### Instructions to follow
Repeat every entry word for word, but leave the images out of your copy.

═══ Entries supplied

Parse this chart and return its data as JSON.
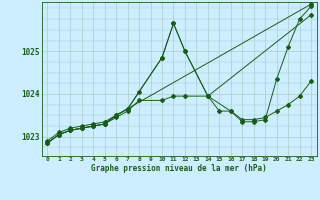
{
  "title": "Graphe pression niveau de la mer (hPa)",
  "background_color": "#cceeff",
  "grid_color": "#aacccc",
  "line_color": "#1a5c1a",
  "xlim": [
    -0.5,
    23.5
  ],
  "ylim": [
    1022.55,
    1026.15
  ],
  "ytick_values": [
    1023,
    1024,
    1025
  ],
  "xtick_labels": [
    "0",
    "1",
    "2",
    "3",
    "4",
    "5",
    "6",
    "7",
    "8",
    "9",
    "10",
    "11",
    "12",
    "13",
    "14",
    "15",
    "16",
    "17",
    "18",
    "19",
    "20",
    "21",
    "22",
    "23"
  ],
  "series": [
    {
      "x": [
        0,
        1,
        2,
        3,
        4,
        5,
        23
      ],
      "y": [
        1022.9,
        1023.1,
        1023.2,
        1023.25,
        1023.3,
        1023.35,
        1026.1
      ]
    },
    {
      "x": [
        0,
        1,
        2,
        3,
        4,
        5,
        6,
        7,
        8,
        10,
        11,
        12,
        14,
        23
      ],
      "y": [
        1022.85,
        1023.05,
        1023.15,
        1023.2,
        1023.25,
        1023.3,
        1023.5,
        1023.65,
        1024.05,
        1024.85,
        1025.65,
        1025.0,
        1023.95,
        1025.85
      ]
    },
    {
      "x": [
        0,
        1,
        2,
        3,
        4,
        5,
        6,
        7,
        8,
        10,
        11,
        12,
        14,
        15,
        16,
        17,
        18,
        19,
        20,
        21,
        22,
        23
      ],
      "y": [
        1022.85,
        1023.05,
        1023.15,
        1023.2,
        1023.25,
        1023.3,
        1023.45,
        1023.6,
        1023.85,
        1023.85,
        1023.95,
        1023.95,
        1023.95,
        1023.6,
        1023.6,
        1023.4,
        1023.4,
        1023.45,
        1023.6,
        1023.75,
        1023.95,
        1024.3
      ]
    },
    {
      "x": [
        0,
        1,
        2,
        3,
        4,
        5,
        6,
        7,
        10,
        11,
        12,
        14,
        16,
        17,
        18,
        19,
        20,
        21,
        22,
        23
      ],
      "y": [
        1022.85,
        1023.05,
        1023.15,
        1023.2,
        1023.25,
        1023.3,
        1023.5,
        1023.65,
        1024.85,
        1025.65,
        1025.0,
        1023.95,
        1023.6,
        1023.35,
        1023.35,
        1023.4,
        1024.35,
        1025.1,
        1025.75,
        1026.05
      ]
    }
  ]
}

══════

### Complete output
Parse this chart and return its data as JSON.
{
  "title": "Graphe pression niveau de la mer (hPa)",
  "background_color": "#cceeff",
  "grid_color": "#aacccc",
  "line_color": "#1a5c1a",
  "xlim": [
    -0.5,
    23.5
  ],
  "ylim": [
    1022.55,
    1026.15
  ],
  "ytick_values": [
    1023,
    1024,
    1025
  ],
  "xtick_labels": [
    "0",
    "1",
    "2",
    "3",
    "4",
    "5",
    "6",
    "7",
    "8",
    "9",
    "10",
    "11",
    "12",
    "13",
    "14",
    "15",
    "16",
    "17",
    "18",
    "19",
    "20",
    "21",
    "22",
    "23"
  ],
  "series": [
    {
      "x": [
        0,
        1,
        2,
        3,
        4,
        5,
        23
      ],
      "y": [
        1022.9,
        1023.1,
        1023.2,
        1023.25,
        1023.3,
        1023.35,
        1026.1
      ]
    },
    {
      "x": [
        0,
        1,
        2,
        3,
        4,
        5,
        6,
        7,
        8,
        10,
        11,
        12,
        14,
        23
      ],
      "y": [
        1022.85,
        1023.05,
        1023.15,
        1023.2,
        1023.25,
        1023.3,
        1023.5,
        1023.65,
        1024.05,
        1024.85,
        1025.65,
        1025.0,
        1023.95,
        1025.85
      ]
    },
    {
      "x": [
        0,
        1,
        2,
        3,
        4,
        5,
        6,
        7,
        8,
        10,
        11,
        12,
        14,
        15,
        16,
        17,
        18,
        19,
        20,
        21,
        22,
        23
      ],
      "y": [
        1022.85,
        1023.05,
        1023.15,
        1023.2,
        1023.25,
        1023.3,
        1023.45,
        1023.6,
        1023.85,
        1023.85,
        1023.95,
        1023.95,
        1023.95,
        1023.6,
        1023.6,
        1023.4,
        1023.4,
        1023.45,
        1023.6,
        1023.75,
        1023.95,
        1024.3
      ]
    },
    {
      "x": [
        0,
        1,
        2,
        3,
        4,
        5,
        6,
        7,
        10,
        11,
        12,
        14,
        16,
        17,
        18,
        19,
        20,
        21,
        22,
        23
      ],
      "y": [
        1022.85,
        1023.05,
        1023.15,
        1023.2,
        1023.25,
        1023.3,
        1023.5,
        1023.65,
        1024.85,
        1025.65,
        1025.0,
        1023.95,
        1023.6,
        1023.35,
        1023.35,
        1023.4,
        1024.35,
        1025.1,
        1025.75,
        1026.05
      ]
    }
  ]
}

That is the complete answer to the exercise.